REQUEST →
In the listing below, pick out lines with "content".

DATA EXCERPTS →
-------

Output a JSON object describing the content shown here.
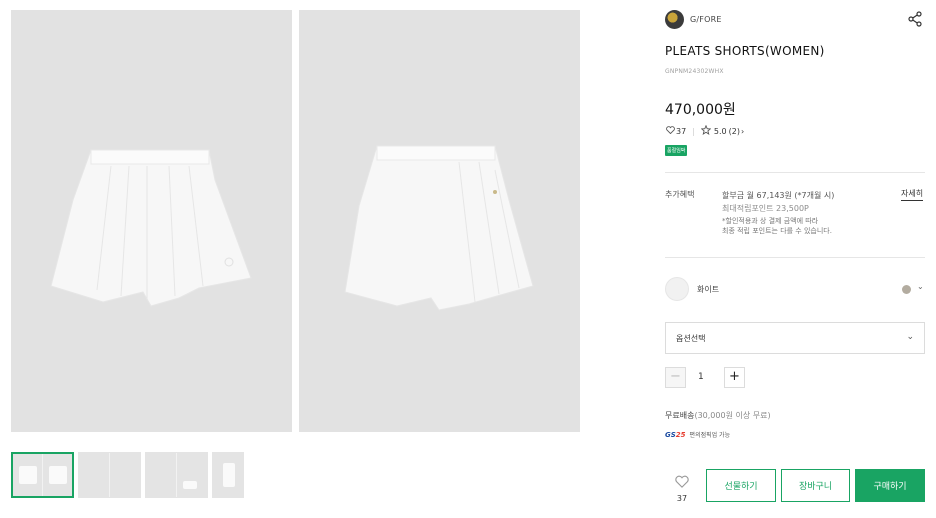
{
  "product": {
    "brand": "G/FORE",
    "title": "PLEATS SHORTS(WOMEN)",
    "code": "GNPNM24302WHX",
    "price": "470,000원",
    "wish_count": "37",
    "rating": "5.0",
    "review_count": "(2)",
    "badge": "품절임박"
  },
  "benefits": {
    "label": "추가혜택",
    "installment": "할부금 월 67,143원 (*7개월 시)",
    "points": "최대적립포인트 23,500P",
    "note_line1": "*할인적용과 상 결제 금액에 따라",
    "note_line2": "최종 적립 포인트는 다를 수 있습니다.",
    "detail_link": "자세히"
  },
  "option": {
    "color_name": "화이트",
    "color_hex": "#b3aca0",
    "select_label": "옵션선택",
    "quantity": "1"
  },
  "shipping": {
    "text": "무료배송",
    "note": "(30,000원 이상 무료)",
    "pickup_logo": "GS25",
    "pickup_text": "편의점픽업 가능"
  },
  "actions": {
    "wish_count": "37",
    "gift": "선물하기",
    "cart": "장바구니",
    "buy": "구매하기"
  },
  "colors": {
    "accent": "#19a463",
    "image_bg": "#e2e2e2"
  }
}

-------

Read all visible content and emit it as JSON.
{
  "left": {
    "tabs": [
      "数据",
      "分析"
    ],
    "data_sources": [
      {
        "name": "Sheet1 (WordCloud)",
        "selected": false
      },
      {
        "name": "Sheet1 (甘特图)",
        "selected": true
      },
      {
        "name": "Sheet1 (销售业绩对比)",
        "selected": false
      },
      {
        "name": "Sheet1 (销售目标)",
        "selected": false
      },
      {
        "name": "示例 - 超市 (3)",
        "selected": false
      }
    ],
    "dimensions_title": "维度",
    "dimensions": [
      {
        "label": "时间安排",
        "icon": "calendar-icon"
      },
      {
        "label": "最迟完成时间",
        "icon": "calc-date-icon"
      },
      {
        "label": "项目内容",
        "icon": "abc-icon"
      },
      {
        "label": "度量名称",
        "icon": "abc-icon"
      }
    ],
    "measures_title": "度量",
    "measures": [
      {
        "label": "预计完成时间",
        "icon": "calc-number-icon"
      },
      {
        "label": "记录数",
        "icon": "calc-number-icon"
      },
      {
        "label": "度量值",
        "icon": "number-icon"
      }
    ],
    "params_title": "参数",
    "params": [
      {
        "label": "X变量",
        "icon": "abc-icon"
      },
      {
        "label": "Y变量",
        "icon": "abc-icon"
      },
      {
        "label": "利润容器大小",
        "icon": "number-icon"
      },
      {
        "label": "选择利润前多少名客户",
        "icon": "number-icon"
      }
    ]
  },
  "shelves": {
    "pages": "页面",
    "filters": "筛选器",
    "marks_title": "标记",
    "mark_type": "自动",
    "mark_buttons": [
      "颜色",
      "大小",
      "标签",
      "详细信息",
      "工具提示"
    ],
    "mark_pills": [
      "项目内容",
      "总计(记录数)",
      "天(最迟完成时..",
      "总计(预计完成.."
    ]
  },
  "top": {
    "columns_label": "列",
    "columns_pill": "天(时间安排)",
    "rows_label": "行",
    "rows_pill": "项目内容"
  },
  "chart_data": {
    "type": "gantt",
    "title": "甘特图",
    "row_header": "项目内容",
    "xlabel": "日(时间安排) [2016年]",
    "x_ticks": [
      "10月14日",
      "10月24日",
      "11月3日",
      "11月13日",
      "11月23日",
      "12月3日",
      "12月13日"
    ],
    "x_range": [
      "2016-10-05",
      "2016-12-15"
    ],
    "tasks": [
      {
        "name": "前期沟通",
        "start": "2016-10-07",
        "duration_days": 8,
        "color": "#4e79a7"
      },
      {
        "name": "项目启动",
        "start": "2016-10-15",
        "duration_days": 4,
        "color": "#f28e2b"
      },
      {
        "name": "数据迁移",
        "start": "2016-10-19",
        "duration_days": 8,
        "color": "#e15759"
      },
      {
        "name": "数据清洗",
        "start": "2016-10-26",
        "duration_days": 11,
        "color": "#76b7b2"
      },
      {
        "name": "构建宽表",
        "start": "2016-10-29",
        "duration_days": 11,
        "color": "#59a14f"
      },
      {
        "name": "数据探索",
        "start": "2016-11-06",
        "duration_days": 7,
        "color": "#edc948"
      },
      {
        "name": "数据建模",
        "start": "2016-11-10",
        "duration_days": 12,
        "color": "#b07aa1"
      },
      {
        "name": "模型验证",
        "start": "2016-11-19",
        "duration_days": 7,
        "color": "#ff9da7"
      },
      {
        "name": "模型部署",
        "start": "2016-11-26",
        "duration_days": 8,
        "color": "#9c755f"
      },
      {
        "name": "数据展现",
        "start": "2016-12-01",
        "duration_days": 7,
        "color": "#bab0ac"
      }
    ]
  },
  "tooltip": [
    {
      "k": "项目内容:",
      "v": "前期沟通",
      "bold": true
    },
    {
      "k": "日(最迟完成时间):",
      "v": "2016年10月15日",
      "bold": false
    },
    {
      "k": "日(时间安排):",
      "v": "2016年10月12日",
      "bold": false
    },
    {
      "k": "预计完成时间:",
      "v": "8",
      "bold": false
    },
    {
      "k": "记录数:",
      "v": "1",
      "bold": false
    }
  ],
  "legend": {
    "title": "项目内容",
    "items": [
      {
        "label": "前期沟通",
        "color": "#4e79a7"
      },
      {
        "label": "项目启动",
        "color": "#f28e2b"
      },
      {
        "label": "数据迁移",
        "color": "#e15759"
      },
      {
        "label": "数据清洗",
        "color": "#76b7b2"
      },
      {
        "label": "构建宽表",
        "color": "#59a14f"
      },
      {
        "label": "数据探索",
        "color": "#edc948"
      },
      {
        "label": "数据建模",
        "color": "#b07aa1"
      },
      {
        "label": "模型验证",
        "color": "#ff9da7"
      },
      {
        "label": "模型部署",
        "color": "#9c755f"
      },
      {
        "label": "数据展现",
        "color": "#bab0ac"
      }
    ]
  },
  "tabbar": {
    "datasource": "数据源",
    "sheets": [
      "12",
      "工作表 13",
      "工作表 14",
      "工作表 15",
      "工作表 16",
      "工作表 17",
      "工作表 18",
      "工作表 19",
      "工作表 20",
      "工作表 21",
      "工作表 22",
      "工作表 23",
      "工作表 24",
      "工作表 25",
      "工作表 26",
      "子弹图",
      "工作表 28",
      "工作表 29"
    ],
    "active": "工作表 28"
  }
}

-------

REPLY →
Output a JSON object describing the content shown here.
Read all visible content and emit it as JSON.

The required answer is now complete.